## [Dataset records on visual material]
* BEGIN *

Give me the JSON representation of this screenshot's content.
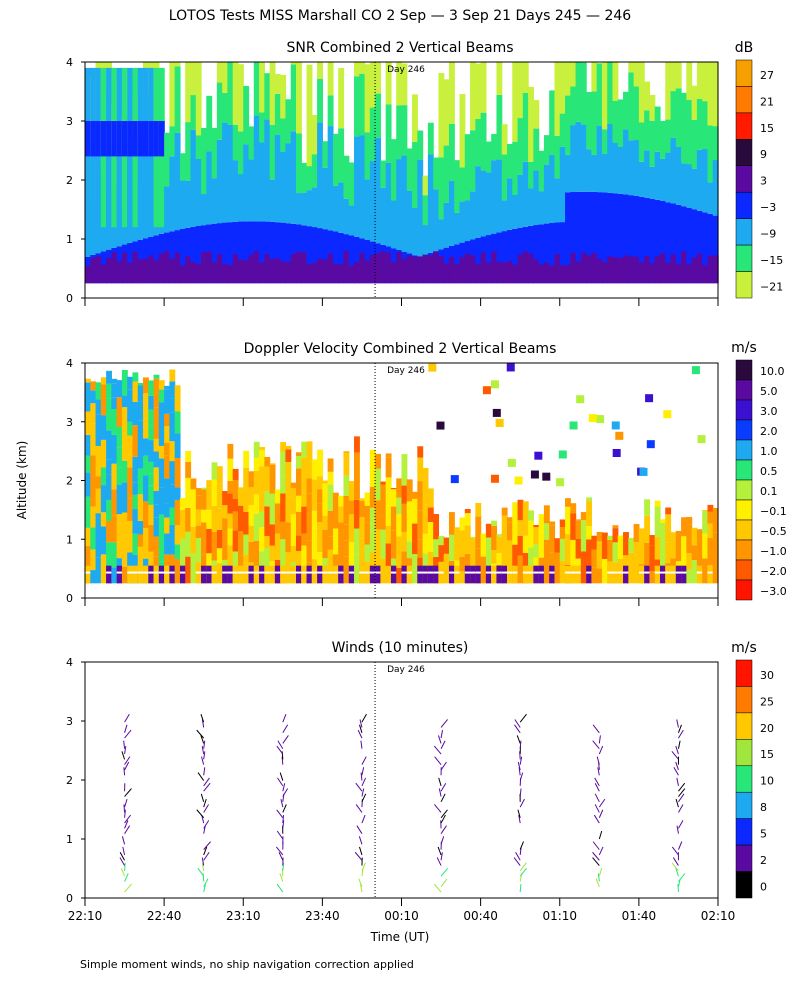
{
  "title": "LOTOS Tests MISS Marshall CO   2 Sep —  3 Sep 21 Days 245 — 246",
  "ylabel": "Altitude (km)",
  "xlabel": "Time (UT)",
  "footer": "Simple moment winds, no ship navigation correction applied",
  "day_marker": "Day 246",
  "x_ticks": [
    "22:10",
    "22:40",
    "23:10",
    "23:40",
    "00:10",
    "00:40",
    "01:10",
    "01:40",
    "02:10"
  ],
  "y_ticks": [
    "0",
    "1",
    "2",
    "3",
    "4"
  ],
  "chart_data": [
    {
      "type": "heatmap",
      "title": "SNR Combined 2 Vertical Beams",
      "unit": "dB",
      "ylim": [
        0,
        4
      ],
      "colorbar": {
        "labels": [
          "27",
          "21",
          "15",
          "9",
          "3",
          "−3",
          "−9",
          "−15",
          "−21"
        ],
        "colors": [
          "#f5a000",
          "#ff7a00",
          "#ff1a00",
          "#2a0a3c",
          "#5a0aa0",
          "#0a28ff",
          "#1eaaf0",
          "#28e678",
          "#c8f03c"
        ]
      }
    },
    {
      "type": "heatmap",
      "title": "Doppler Velocity Combined 2 Vertical Beams",
      "unit": "m/s",
      "ylim": [
        0,
        4
      ],
      "colorbar": {
        "labels": [
          "10.0",
          "5.0",
          "3.0",
          "2.0",
          "1.0",
          "0.5",
          "0.1",
          "−0.1",
          "−0.5",
          "−1.0",
          "−2.0",
          "−3.0"
        ],
        "colors": [
          "#2a0a3c",
          "#5a0aa0",
          "#3c10d0",
          "#0a3cff",
          "#1eaaf0",
          "#28e678",
          "#b4f03c",
          "#fff000",
          "#ffc800",
          "#ff9600",
          "#ff5a00",
          "#ff1400"
        ]
      }
    },
    {
      "type": "scatter",
      "title": "Winds (10 minutes)",
      "unit": "m/s",
      "ylim": [
        0,
        4
      ],
      "colorbar": {
        "labels": [
          "30",
          "25",
          "20",
          "15",
          "10",
          "8",
          "5",
          "2",
          "0"
        ],
        "colors": [
          "#ff1400",
          "#ff7a00",
          "#ffc800",
          "#a0e63c",
          "#28e678",
          "#1eaaf0",
          "#0a28ff",
          "#5a0aa0",
          "#000000"
        ]
      },
      "profile_times": [
        "22:25",
        "22:55",
        "23:25",
        "23:55",
        "00:25",
        "00:55",
        "01:25",
        "01:55"
      ]
    }
  ]
}
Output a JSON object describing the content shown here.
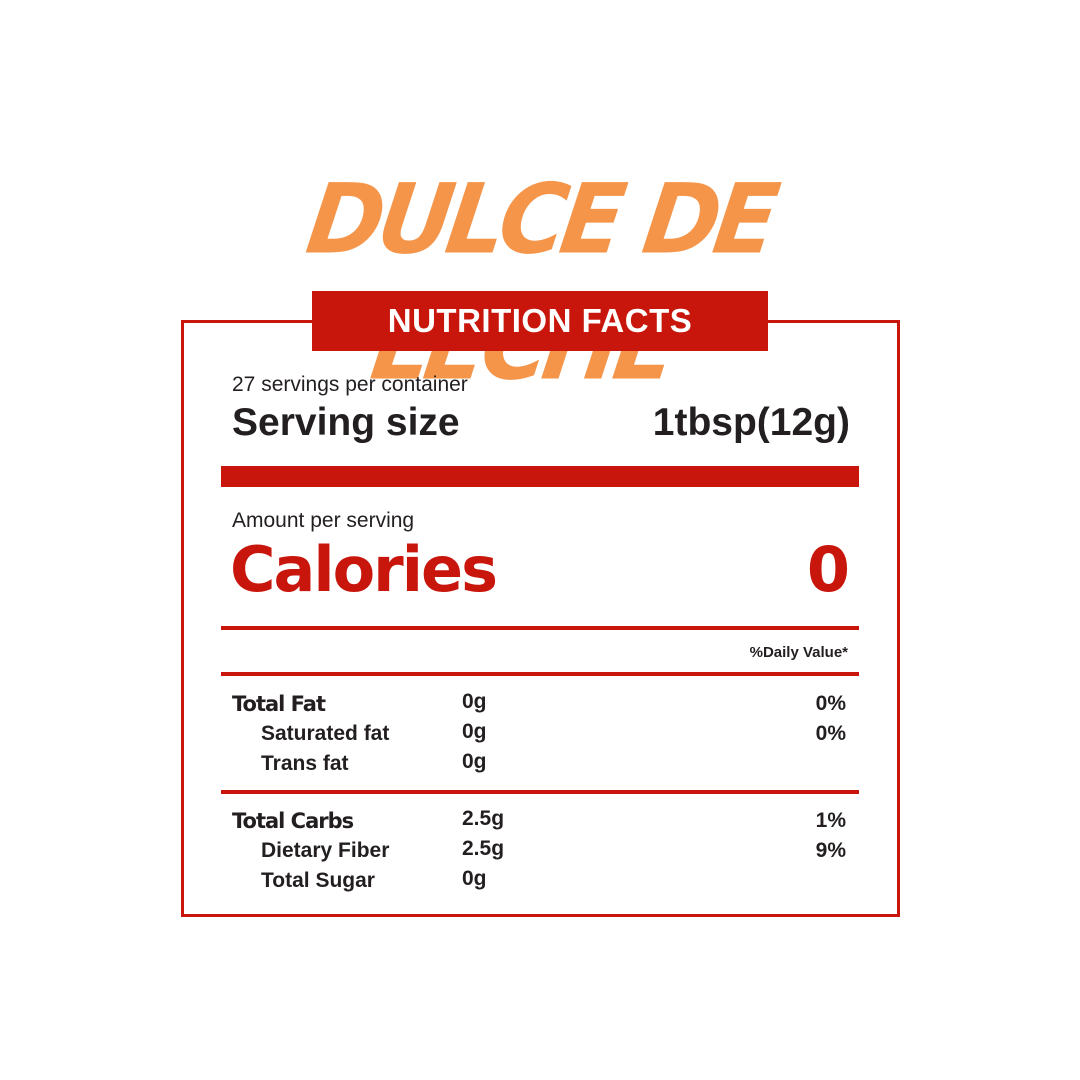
{
  "title": "DULCE DE LECHE",
  "banner": "NUTRITION FACTS",
  "servings_per_container": "27 servings per container",
  "serving_size_label": "Serving size",
  "serving_size_value": "1tbsp(12g)",
  "amount_per_serving": "Amount per serving",
  "calories_label": "Calories",
  "calories_value": "0",
  "daily_value_header": "%Daily Value*",
  "nutrients": [
    {
      "label": "Total Fat",
      "amount": "0g",
      "dv": "0%"
    },
    {
      "label": "Saturated fat",
      "amount": "0g",
      "dv": "0%"
    },
    {
      "label": "Trans fat",
      "amount": "0g",
      "dv": ""
    },
    {
      "label": "Total Carbs",
      "amount": "2.5g",
      "dv": "1%"
    },
    {
      "label": "Dietary Fiber",
      "amount": "2.5g",
      "dv": "9%"
    },
    {
      "label": "Total Sugar",
      "amount": "0g",
      "dv": ""
    }
  ],
  "colors": {
    "accent_red": "#c8160c",
    "title_orange": "#f5954a",
    "text": "#231f20"
  }
}
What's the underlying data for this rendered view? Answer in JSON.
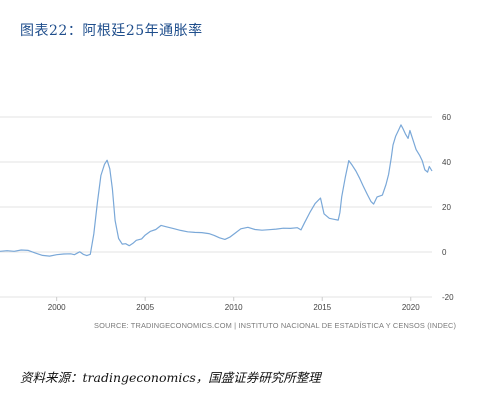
{
  "figure": {
    "title": "图表22：阿根廷25年通胀率",
    "caption": "资料来源：tradingeconomics，国盛证券研究所整理"
  },
  "chart_data": {
    "type": "line",
    "title": "",
    "xlabel": "",
    "ylabel": "",
    "source": "SOURCE: TRADINGECONOMICS.COM | INSTITUTO NACIONAL DE ESTADÍSTICA Y CENSOS (INDEC)",
    "x_ticks": [
      2000,
      2005,
      2010,
      2015,
      2020
    ],
    "y_ticks": [
      60,
      40,
      20,
      0,
      -20
    ],
    "xlim": [
      1996.8,
      2021.2
    ],
    "ylim": [
      -20,
      60
    ],
    "y_axis_position": "right",
    "grid": "horizontal",
    "line_color": "#7aa8d8",
    "series": [
      {
        "name": "",
        "points": [
          [
            1996.8,
            0.3
          ],
          [
            1997.2,
            0.6
          ],
          [
            1997.6,
            0.3
          ],
          [
            1998.0,
            0.9
          ],
          [
            1998.4,
            0.7
          ],
          [
            1998.8,
            -0.5
          ],
          [
            1999.2,
            -1.5
          ],
          [
            1999.6,
            -1.8
          ],
          [
            2000.0,
            -1.2
          ],
          [
            2000.4,
            -0.9
          ],
          [
            2000.8,
            -0.8
          ],
          [
            2001.0,
            -1.2
          ],
          [
            2001.3,
            0.1
          ],
          [
            2001.5,
            -1.0
          ],
          [
            2001.7,
            -1.6
          ],
          [
            2001.9,
            -1.0
          ],
          [
            2002.1,
            8.0
          ],
          [
            2002.3,
            22.0
          ],
          [
            2002.5,
            34.0
          ],
          [
            2002.7,
            39.0
          ],
          [
            2002.85,
            40.8
          ],
          [
            2003.0,
            37.0
          ],
          [
            2003.15,
            28.0
          ],
          [
            2003.3,
            14.0
          ],
          [
            2003.5,
            6.0
          ],
          [
            2003.7,
            3.5
          ],
          [
            2003.9,
            3.7
          ],
          [
            2004.1,
            2.8
          ],
          [
            2004.3,
            3.8
          ],
          [
            2004.5,
            5.2
          ],
          [
            2004.8,
            5.8
          ],
          [
            2005.0,
            7.5
          ],
          [
            2005.3,
            9.2
          ],
          [
            2005.6,
            10.0
          ],
          [
            2005.9,
            11.8
          ],
          [
            2006.2,
            11.2
          ],
          [
            2006.6,
            10.4
          ],
          [
            2007.0,
            9.6
          ],
          [
            2007.4,
            9.0
          ],
          [
            2007.8,
            8.7
          ],
          [
            2008.2,
            8.6
          ],
          [
            2008.6,
            8.2
          ],
          [
            2008.9,
            7.4
          ],
          [
            2009.2,
            6.3
          ],
          [
            2009.5,
            5.6
          ],
          [
            2009.8,
            6.7
          ],
          [
            2010.1,
            8.5
          ],
          [
            2010.4,
            10.3
          ],
          [
            2010.8,
            11.0
          ],
          [
            2011.2,
            10.0
          ],
          [
            2011.6,
            9.7
          ],
          [
            2012.0,
            9.9
          ],
          [
            2012.4,
            10.2
          ],
          [
            2012.8,
            10.6
          ],
          [
            2013.2,
            10.5
          ],
          [
            2013.6,
            10.8
          ],
          [
            2013.8,
            9.8
          ],
          [
            2014.0,
            13.0
          ],
          [
            2014.3,
            17.5
          ],
          [
            2014.6,
            21.5
          ],
          [
            2014.9,
            24.0
          ],
          [
            2015.1,
            17.0
          ],
          [
            2015.4,
            15.0
          ],
          [
            2015.7,
            14.5
          ],
          [
            2015.9,
            14.2
          ],
          [
            2016.0,
            17.5
          ],
          [
            2016.1,
            24.5
          ],
          [
            2016.3,
            33.0
          ],
          [
            2016.5,
            40.6
          ],
          [
            2016.7,
            38.5
          ],
          [
            2016.9,
            36.0
          ],
          [
            2017.1,
            33.0
          ],
          [
            2017.3,
            29.5
          ],
          [
            2017.55,
            25.5
          ],
          [
            2017.75,
            22.5
          ],
          [
            2017.9,
            21.3
          ],
          [
            2018.1,
            24.5
          ],
          [
            2018.4,
            25.3
          ],
          [
            2018.6,
            30.0
          ],
          [
            2018.75,
            34.5
          ],
          [
            2018.9,
            42.0
          ],
          [
            2019.0,
            47.5
          ],
          [
            2019.15,
            51.5
          ],
          [
            2019.3,
            54.0
          ],
          [
            2019.45,
            56.5
          ],
          [
            2019.55,
            55.0
          ],
          [
            2019.7,
            52.5
          ],
          [
            2019.85,
            50.5
          ],
          [
            2019.95,
            54.0
          ],
          [
            2020.1,
            50.5
          ],
          [
            2020.3,
            45.5
          ],
          [
            2020.5,
            43.0
          ],
          [
            2020.65,
            40.5
          ],
          [
            2020.8,
            36.5
          ],
          [
            2020.95,
            35.5
          ],
          [
            2021.05,
            38.0
          ],
          [
            2021.2,
            36.0
          ]
        ]
      }
    ]
  }
}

* END *

## [Stated task]
Tally the lines above containing "type". Answer with the count only.

## [Exercise response]
4